─── Input ───

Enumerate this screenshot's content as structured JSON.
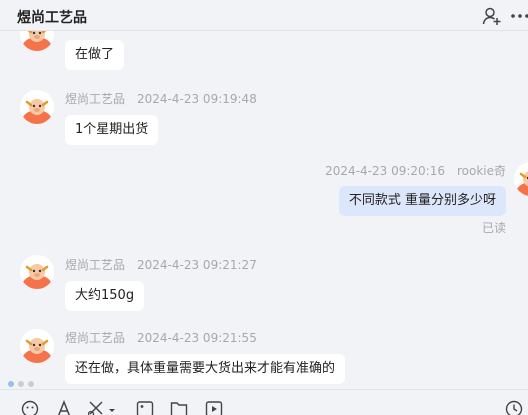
{
  "header": {
    "title": "煜尚工艺品"
  },
  "messages": [
    {
      "sender": "",
      "time": "",
      "text": "在做了"
    },
    {
      "sender": "煜尚工艺品",
      "time": "2024-4-23 09:19:48",
      "text": "1个星期出货"
    },
    {
      "sender": "rookie奇",
      "time": "2024-4-23 09:20:16",
      "text": "不同款式   重量分别多少呀",
      "status": "已读"
    },
    {
      "sender": "煜尚工艺品",
      "time": "2024-4-23 09:21:27",
      "text": "大约150g"
    },
    {
      "sender": "煜尚工艺品",
      "time": "2024-4-23 09:21:55",
      "text": "还在做，具体重量需要大货出来才能有准确的"
    }
  ],
  "icons": {
    "add_contact": "add-user-icon",
    "more": "more-icon",
    "emoji": "emoji-icon",
    "font": "font-icon",
    "screenshot": "scissors-icon",
    "image": "image-icon",
    "file": "folder-icon",
    "video": "video-icon",
    "history": "history-icon"
  },
  "colors": {
    "background": "#f2f3f7",
    "bubble_other": "#ffffff",
    "bubble_me": "#dde7fb",
    "meta_text": "#a6a8ae",
    "avatar_orange": "#f5734a"
  }
}
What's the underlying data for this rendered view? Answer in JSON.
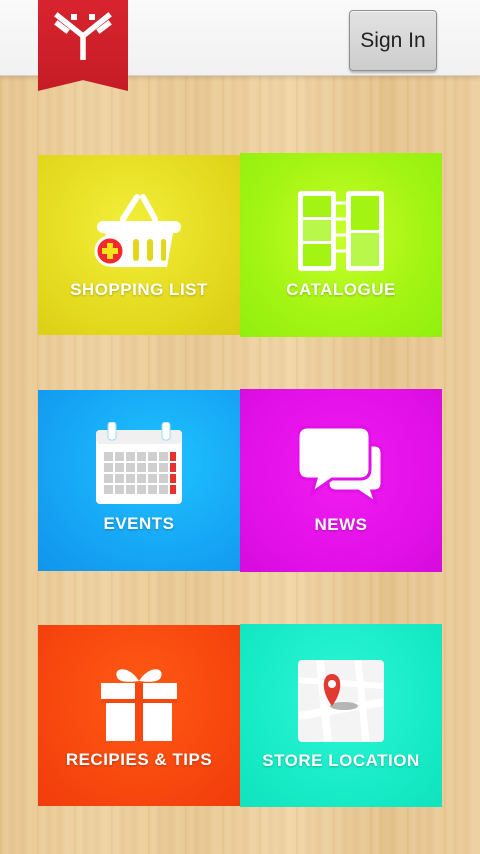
{
  "header": {
    "logo_icon": "brand-logo-icon",
    "brand_color": "#d8242e",
    "signin_label": "Sign In"
  },
  "tiles": [
    {
      "id": "shopping",
      "label": "SHOPPING LIST",
      "icon": "basket-add-icon",
      "color": "#e2d71b"
    },
    {
      "id": "catalogue",
      "label": "CATALOGUE",
      "icon": "catalogue-icon",
      "color": "#a3f412"
    },
    {
      "id": "events",
      "label": "EVENTS",
      "icon": "calendar-icon",
      "color": "#16a5f5"
    },
    {
      "id": "news",
      "label": "NEWS",
      "icon": "chat-bubbles-icon",
      "color": "#e010e6"
    },
    {
      "id": "recipes",
      "label": "RECIPIES & TIPS",
      "icon": "gift-icon",
      "color": "#f7460e"
    },
    {
      "id": "store",
      "label": "STORE LOCATION",
      "icon": "map-pin-icon",
      "color": "#16ebc6"
    }
  ]
}
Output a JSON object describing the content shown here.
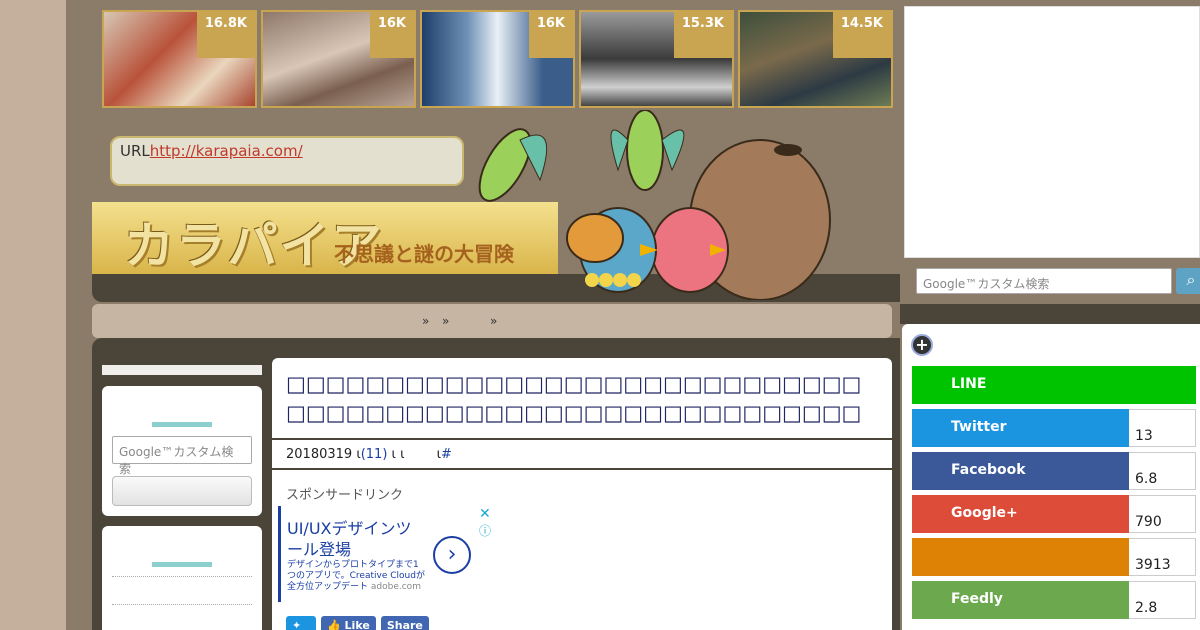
{
  "thumbnails": [
    {
      "count": "16.8K",
      "name": "thumb-egypt"
    },
    {
      "count": "16K",
      "name": "thumb-sparrows"
    },
    {
      "count": "16K",
      "name": "thumb-lighthouse"
    },
    {
      "count": "15.3K",
      "name": "thumb-forest"
    },
    {
      "count": "14.5K",
      "name": "thumb-fantasy"
    }
  ],
  "header": {
    "url_label": "URL",
    "url_link": "http://karapaia.com/",
    "logo_text": "カラパイア",
    "tagline": "不思議と謎の大冒険"
  },
  "breadcrumb": {
    "sep1": "»",
    "sep2": "»",
    "sep3": "»"
  },
  "sidebar": {
    "search_placeholder": "Google™カスタム検索"
  },
  "article": {
    "title": "□□□□□□□□□□□□□□□□□□□□□□□□□□□□□□□□□□□□□□□□□□□□□□□□□□□□□□□□□□",
    "date": "20180319",
    "sep1": "ι",
    "comments": "(11)",
    "sep2": "ι ι",
    "sep3": "ι",
    "hash": "#",
    "sponsor_label": "スポンサードリンク",
    "ad_title": "UI/UXデザインツール登場",
    "ad_body": "デザインからプロトタイプまで1つのアプリで。Creative Cloudが全方位アップデート",
    "ad_domain": "adobe.com",
    "share_like": "Like",
    "share_share": "Share"
  },
  "right": {
    "search_placeholder": "Google™カスタム検索",
    "sns": [
      {
        "label": "LINE",
        "count": "",
        "color": "#00c300"
      },
      {
        "label": "Twitter",
        "count": "13",
        "color": "#1b95e0"
      },
      {
        "label": "Facebook",
        "count": "6.8",
        "color": "#3b5998"
      },
      {
        "label": "Google+",
        "count": "790",
        "color": "#dd4b39"
      },
      {
        "label": "",
        "count": "3913",
        "color": "#dd8204"
      },
      {
        "label": "Feedly",
        "count": "2.8",
        "color": "#6cc655"
      }
    ]
  }
}
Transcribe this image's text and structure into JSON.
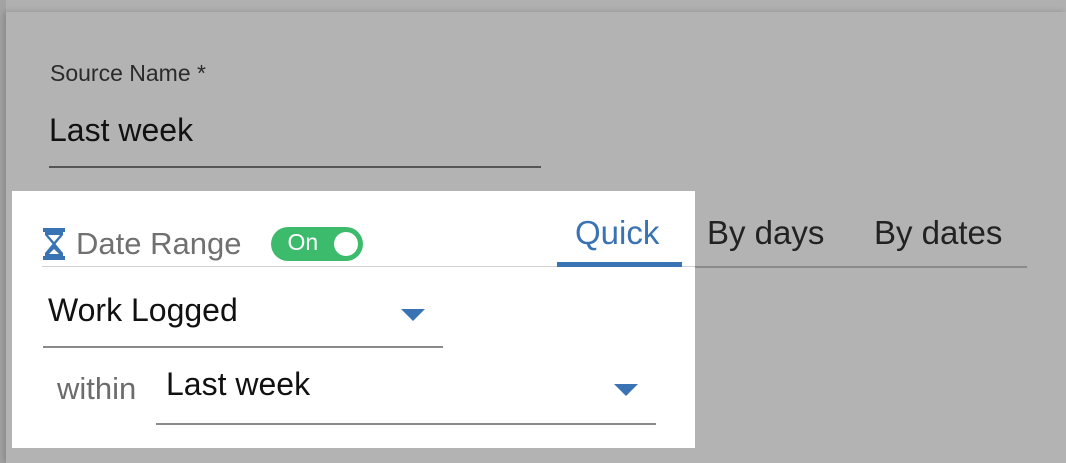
{
  "source": {
    "label": "Source Name *",
    "value": "Last week"
  },
  "date_range": {
    "icon": "hourglass-icon",
    "label": "Date Range",
    "toggle_text": "On",
    "toggle_on": true
  },
  "tabs": [
    {
      "label": "Quick",
      "active": true
    },
    {
      "label": "By days",
      "active": false
    },
    {
      "label": "By dates",
      "active": false
    }
  ],
  "field_select": {
    "value": "Work Logged"
  },
  "within": {
    "label": "within",
    "value": "Last week"
  },
  "colors": {
    "accent": "#3a73b3",
    "toggle": "#3dbb6d",
    "overlay": "#b3b3b3",
    "panel": "#ffffff"
  }
}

───

Your instructions
Copy every entry word for word, but omit the pictures.

Output for this exercise
Enumerate this screenshot's content as structured JSON.
{
  "header": {
    "title": "煜尚工艺品"
  },
  "messages": [
    {
      "sender": "",
      "time": "",
      "text": "在做了"
    },
    {
      "sender": "煜尚工艺品",
      "time": "2024-4-23 09:19:48",
      "text": "1个星期出货"
    },
    {
      "sender": "rookie奇",
      "time": "2024-4-23 09:20:16",
      "text": "不同款式   重量分别多少呀",
      "status": "已读"
    },
    {
      "sender": "煜尚工艺品",
      "time": "2024-4-23 09:21:27",
      "text": "大约150g"
    },
    {
      "sender": "煜尚工艺品",
      "time": "2024-4-23 09:21:55",
      "text": "还在做，具体重量需要大货出来才能有准确的"
    }
  ],
  "icons": {
    "add_contact": "add-user-icon",
    "more": "more-icon",
    "emoji": "emoji-icon",
    "font": "font-icon",
    "screenshot": "scissors-icon",
    "image": "image-icon",
    "file": "folder-icon",
    "video": "video-icon",
    "history": "history-icon"
  },
  "colors": {
    "background": "#f2f3f7",
    "bubble_other": "#ffffff",
    "bubble_me": "#dde7fb",
    "meta_text": "#a6a8ae",
    "avatar_orange": "#f5734a"
  }
}
What's the underlying data for this rendered view? Answer in JSON.
{
  "header": {
    "logo_icon": "brand-logo-icon",
    "brand_color": "#d8242e",
    "signin_label": "Sign In"
  },
  "tiles": [
    {
      "id": "shopping",
      "label": "SHOPPING LIST",
      "icon": "basket-add-icon",
      "color": "#e2d71b"
    },
    {
      "id": "catalogue",
      "label": "CATALOGUE",
      "icon": "catalogue-icon",
      "color": "#a3f412"
    },
    {
      "id": "events",
      "label": "EVENTS",
      "icon": "calendar-icon",
      "color": "#16a5f5"
    },
    {
      "id": "news",
      "label": "NEWS",
      "icon": "chat-bubbles-icon",
      "color": "#e010e6"
    },
    {
      "id": "recipes",
      "label": "RECIPIES & TIPS",
      "icon": "gift-icon",
      "color": "#f7460e"
    },
    {
      "id": "store",
      "label": "STORE LOCATION",
      "icon": "map-pin-icon",
      "color": "#16ebc6"
    }
  ]
}
Output a JSON object describing the content shown here.
{
  "thumbnails": [
    {
      "count": "16.8K",
      "name": "thumb-egypt"
    },
    {
      "count": "16K",
      "name": "thumb-sparrows"
    },
    {
      "count": "16K",
      "name": "thumb-lighthouse"
    },
    {
      "count": "15.3K",
      "name": "thumb-forest"
    },
    {
      "count": "14.5K",
      "name": "thumb-fantasy"
    }
  ],
  "header": {
    "url_label": "URL",
    "url_link": "http://karapaia.com/",
    "logo_text": "カラパイア",
    "tagline": "不思議と謎の大冒険"
  },
  "breadcrumb": {
    "sep1": "»",
    "sep2": "»",
    "sep3": "»"
  },
  "sidebar": {
    "search_placeholder": "Google™カスタム検索"
  },
  "article": {
    "title": "□□□□□□□□□□□□□□□□□□□□□□□□□□□□□□□□□□□□□□□□□□□□□□□□□□□□□□□□□□",
    "date": "20180319",
    "sep1": "ι",
    "comments": "(11)",
    "sep2": "ι ι",
    "sep3": "ι",
    "hash": "#",
    "sponsor_label": "スポンサードリンク",
    "ad_title": "UI/UXデザインツール登場",
    "ad_body": "デザインからプロトタイプまで1つのアプリで。Creative Cloudが全方位アップデート",
    "ad_domain": "adobe.com",
    "share_like": "Like",
    "share_share": "Share"
  },
  "right": {
    "search_placeholder": "Google™カスタム検索",
    "sns": [
      {
        "label": "LINE",
        "count": "",
        "color": "#00c300"
      },
      {
        "label": "Twitter",
        "count": "13",
        "color": "#1b95e0"
      },
      {
        "label": "Facebook",
        "count": "6.8",
        "color": "#3b5998"
      },
      {
        "label": "Google+",
        "count": "790",
        "color": "#dd4b39"
      },
      {
        "label": "",
        "count": "3913",
        "color": "#dd8204"
      },
      {
        "label": "Feedly",
        "count": "2.8",
        "color": "#6cc655"
      }
    ]
  }
}
Transcribe this image's text and structure into JSON.
{
  "source": {
    "label": "Source Name *",
    "value": "Last week"
  },
  "date_range": {
    "icon": "hourglass-icon",
    "label": "Date Range",
    "toggle_text": "On",
    "toggle_on": true
  },
  "tabs": [
    {
      "label": "Quick",
      "active": true
    },
    {
      "label": "By days",
      "active": false
    },
    {
      "label": "By dates",
      "active": false
    }
  ],
  "field_select": {
    "value": "Work Logged"
  },
  "within": {
    "label": "within",
    "value": "Last week"
  },
  "colors": {
    "accent": "#3a73b3",
    "toggle": "#3dbb6d",
    "overlay": "#b3b3b3",
    "panel": "#ffffff"
  }
}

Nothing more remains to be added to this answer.